§ Brief
Below are the records. List every line holding the word "JSON".

§ Some records
---

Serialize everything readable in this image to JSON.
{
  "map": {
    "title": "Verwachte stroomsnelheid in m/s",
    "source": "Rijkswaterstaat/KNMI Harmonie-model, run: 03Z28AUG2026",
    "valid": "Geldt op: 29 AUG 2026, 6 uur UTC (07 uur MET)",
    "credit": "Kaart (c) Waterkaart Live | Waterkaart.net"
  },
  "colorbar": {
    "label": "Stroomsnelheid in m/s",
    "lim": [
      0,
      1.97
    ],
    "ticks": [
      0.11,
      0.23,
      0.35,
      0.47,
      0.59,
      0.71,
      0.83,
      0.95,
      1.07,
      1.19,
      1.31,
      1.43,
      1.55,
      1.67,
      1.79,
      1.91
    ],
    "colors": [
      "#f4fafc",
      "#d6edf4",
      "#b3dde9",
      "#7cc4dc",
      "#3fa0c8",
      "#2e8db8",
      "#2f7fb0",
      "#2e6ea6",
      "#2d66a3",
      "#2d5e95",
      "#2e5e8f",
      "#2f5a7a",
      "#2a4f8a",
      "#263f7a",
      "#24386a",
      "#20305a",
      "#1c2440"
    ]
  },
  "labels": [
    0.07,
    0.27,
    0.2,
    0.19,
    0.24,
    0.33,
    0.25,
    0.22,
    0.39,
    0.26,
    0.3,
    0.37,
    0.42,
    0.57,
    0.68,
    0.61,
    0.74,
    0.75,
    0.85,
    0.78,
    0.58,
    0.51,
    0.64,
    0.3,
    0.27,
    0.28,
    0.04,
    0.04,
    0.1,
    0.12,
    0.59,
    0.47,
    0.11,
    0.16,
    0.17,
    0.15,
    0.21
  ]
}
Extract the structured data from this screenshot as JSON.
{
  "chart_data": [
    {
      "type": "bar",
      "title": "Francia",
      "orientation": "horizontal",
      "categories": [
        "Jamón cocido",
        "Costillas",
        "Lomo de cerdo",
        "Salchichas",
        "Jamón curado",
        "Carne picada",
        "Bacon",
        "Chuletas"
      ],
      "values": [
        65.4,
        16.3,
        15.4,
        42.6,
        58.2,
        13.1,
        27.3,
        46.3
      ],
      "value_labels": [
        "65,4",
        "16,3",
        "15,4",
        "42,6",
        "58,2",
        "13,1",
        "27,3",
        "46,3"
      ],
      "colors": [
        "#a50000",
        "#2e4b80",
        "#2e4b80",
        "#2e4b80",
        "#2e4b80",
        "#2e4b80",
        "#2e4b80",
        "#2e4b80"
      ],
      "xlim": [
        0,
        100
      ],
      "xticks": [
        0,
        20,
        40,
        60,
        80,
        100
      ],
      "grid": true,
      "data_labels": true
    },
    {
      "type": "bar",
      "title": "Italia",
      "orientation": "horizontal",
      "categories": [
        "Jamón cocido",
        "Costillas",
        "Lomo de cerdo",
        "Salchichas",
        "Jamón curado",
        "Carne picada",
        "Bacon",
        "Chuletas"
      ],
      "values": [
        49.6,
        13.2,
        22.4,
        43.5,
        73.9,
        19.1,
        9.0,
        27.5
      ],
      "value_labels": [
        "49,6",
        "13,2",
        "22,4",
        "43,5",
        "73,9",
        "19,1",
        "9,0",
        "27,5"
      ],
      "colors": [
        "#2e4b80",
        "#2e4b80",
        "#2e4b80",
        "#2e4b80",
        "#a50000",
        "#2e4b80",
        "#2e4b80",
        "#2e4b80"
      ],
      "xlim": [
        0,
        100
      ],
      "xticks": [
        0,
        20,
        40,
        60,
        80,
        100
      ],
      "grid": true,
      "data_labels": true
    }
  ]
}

---

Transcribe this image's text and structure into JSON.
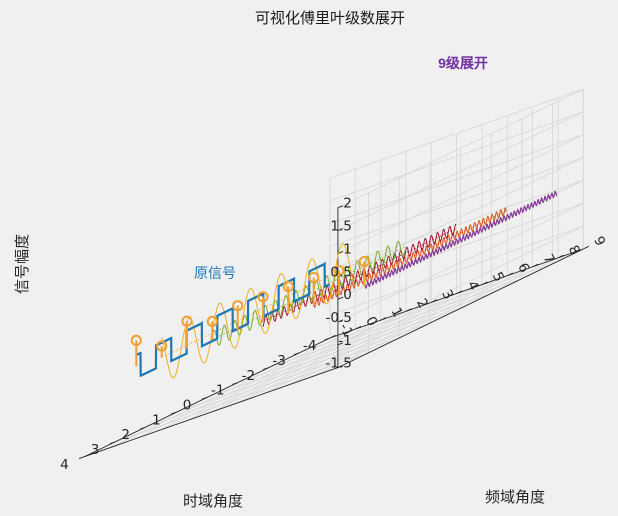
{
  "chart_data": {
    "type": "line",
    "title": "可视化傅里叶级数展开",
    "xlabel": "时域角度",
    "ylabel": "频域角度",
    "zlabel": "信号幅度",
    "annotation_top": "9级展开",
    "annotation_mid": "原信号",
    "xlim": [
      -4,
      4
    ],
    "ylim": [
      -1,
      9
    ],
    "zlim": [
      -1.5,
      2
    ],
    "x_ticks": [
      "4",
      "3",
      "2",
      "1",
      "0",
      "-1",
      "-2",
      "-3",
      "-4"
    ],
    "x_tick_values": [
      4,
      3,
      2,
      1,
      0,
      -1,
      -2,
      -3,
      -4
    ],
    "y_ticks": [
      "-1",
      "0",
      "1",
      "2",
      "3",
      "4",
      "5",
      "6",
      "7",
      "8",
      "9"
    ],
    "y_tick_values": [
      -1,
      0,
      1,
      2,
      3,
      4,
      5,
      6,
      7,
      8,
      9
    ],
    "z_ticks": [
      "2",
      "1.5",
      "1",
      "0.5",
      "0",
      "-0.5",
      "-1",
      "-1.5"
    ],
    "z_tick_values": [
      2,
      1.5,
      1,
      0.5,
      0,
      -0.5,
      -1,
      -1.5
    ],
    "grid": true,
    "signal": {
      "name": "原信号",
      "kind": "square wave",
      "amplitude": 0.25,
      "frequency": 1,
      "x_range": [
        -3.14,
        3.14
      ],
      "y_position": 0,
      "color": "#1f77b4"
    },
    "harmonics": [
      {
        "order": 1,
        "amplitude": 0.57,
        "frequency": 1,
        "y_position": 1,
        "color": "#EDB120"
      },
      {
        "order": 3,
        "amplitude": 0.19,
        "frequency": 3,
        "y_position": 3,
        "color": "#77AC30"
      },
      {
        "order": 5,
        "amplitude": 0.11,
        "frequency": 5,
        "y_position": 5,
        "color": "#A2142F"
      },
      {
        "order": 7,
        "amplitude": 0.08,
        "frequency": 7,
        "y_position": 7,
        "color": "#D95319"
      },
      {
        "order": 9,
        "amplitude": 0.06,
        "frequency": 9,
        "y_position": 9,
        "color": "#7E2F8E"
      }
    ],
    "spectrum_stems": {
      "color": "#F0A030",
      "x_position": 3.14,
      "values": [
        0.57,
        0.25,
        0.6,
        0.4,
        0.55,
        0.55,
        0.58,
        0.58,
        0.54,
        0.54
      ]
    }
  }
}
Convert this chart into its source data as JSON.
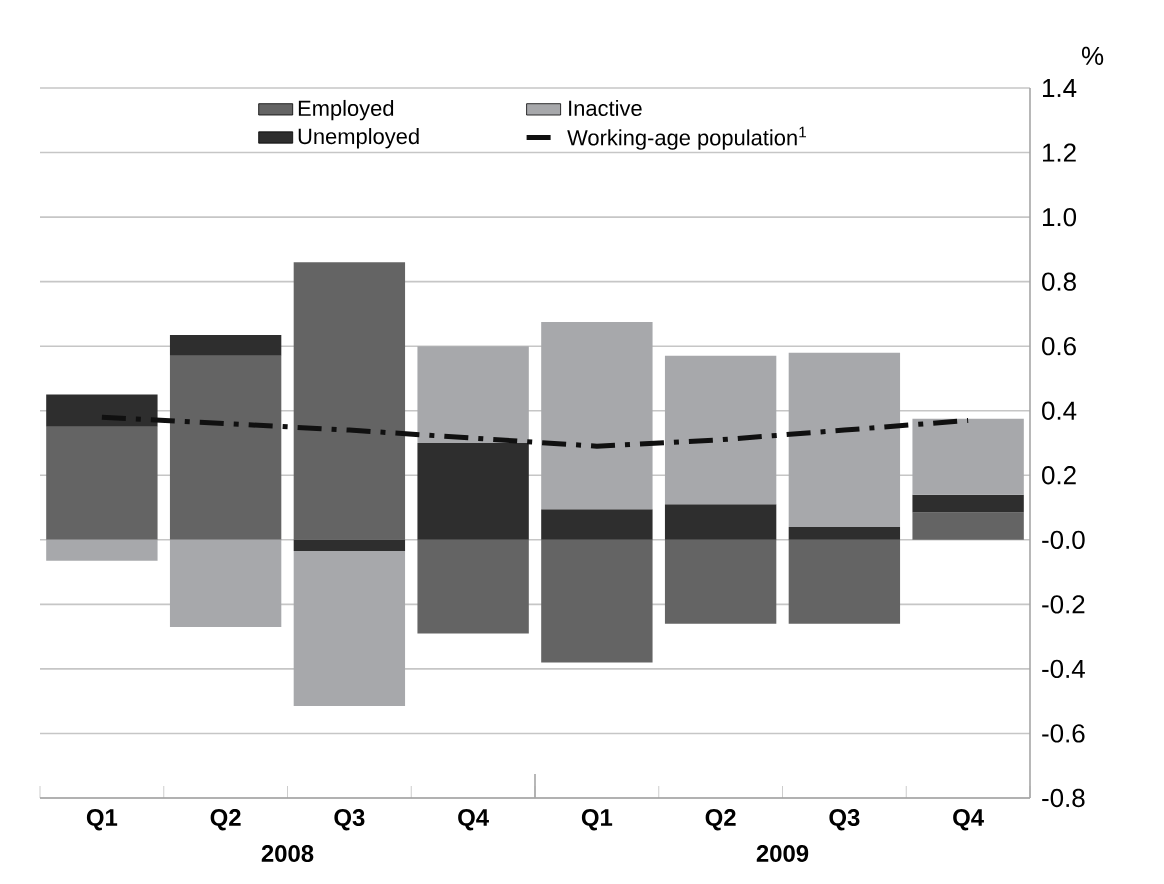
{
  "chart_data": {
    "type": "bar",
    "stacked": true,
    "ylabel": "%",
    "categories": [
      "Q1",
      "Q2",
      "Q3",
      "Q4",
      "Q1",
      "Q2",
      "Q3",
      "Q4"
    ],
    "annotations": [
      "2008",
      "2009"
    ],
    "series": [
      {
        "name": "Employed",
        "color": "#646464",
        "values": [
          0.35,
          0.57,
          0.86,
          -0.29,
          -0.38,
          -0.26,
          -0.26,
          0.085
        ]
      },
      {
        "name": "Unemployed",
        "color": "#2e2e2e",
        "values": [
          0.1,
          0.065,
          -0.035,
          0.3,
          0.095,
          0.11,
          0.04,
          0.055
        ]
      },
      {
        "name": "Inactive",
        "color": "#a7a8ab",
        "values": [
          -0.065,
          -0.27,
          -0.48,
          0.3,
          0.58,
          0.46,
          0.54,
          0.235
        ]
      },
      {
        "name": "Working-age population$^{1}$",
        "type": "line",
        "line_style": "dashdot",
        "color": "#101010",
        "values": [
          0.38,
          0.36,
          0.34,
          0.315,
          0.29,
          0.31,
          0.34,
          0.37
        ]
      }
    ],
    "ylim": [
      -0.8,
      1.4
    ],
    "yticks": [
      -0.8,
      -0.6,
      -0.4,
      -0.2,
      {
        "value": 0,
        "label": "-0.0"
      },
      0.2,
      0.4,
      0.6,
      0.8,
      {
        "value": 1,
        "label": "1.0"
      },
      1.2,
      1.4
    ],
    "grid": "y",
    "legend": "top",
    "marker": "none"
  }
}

---

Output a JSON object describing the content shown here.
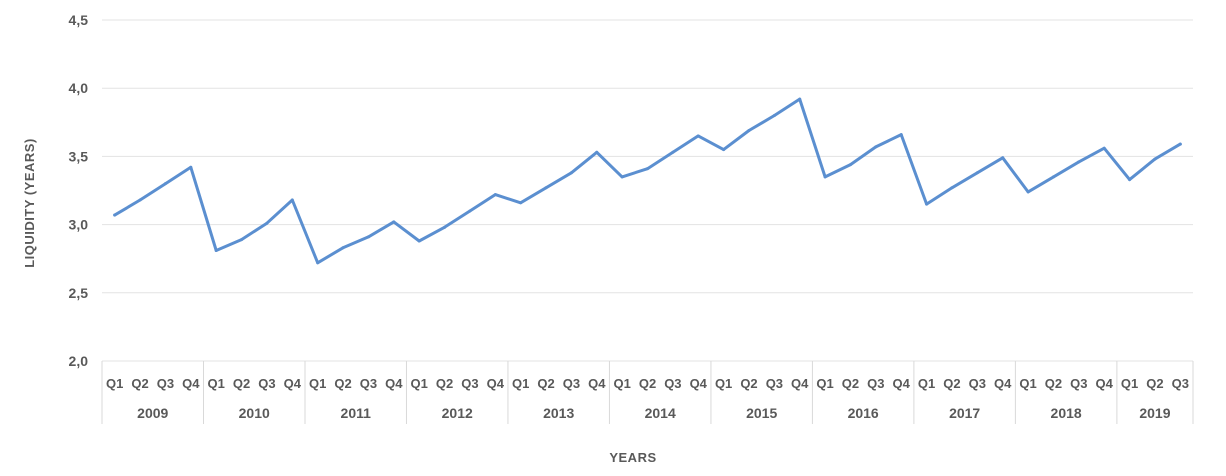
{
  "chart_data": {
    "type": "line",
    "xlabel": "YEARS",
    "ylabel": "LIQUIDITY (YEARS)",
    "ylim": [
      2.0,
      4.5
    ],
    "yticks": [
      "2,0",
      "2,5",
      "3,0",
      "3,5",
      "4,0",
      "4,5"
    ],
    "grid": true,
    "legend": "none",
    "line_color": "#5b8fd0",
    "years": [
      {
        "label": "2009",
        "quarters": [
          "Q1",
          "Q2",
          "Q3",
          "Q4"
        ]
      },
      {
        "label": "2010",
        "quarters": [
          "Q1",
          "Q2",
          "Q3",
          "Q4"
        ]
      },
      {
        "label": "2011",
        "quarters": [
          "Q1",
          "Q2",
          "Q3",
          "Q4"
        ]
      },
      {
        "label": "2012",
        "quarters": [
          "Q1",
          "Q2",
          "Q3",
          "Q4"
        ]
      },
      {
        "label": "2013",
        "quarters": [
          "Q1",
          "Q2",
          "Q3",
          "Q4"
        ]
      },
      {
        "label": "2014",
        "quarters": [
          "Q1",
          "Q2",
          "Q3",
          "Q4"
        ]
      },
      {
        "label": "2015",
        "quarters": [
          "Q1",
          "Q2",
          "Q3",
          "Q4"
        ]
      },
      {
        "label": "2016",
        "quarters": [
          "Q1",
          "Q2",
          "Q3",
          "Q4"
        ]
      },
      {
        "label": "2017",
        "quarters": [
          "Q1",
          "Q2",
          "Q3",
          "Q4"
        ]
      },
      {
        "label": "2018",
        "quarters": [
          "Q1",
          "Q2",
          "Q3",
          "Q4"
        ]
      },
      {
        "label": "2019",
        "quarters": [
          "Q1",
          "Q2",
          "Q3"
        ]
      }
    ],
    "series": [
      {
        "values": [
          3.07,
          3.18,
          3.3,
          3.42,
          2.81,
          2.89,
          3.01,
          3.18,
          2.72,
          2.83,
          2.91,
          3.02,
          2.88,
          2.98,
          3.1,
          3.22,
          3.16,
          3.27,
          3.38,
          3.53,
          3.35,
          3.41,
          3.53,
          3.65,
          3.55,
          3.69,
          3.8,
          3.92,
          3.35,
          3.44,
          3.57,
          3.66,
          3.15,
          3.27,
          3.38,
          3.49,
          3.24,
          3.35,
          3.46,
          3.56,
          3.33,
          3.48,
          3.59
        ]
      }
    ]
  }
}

---

§ Task response
Serialize everything readable in this image to JSON.
Extract the structured data from this screenshot as JSON.
Transcribe this image's text and structure into JSON.
Convert this chart into its source data as JSON.
Output a JSON object describing the content shown here.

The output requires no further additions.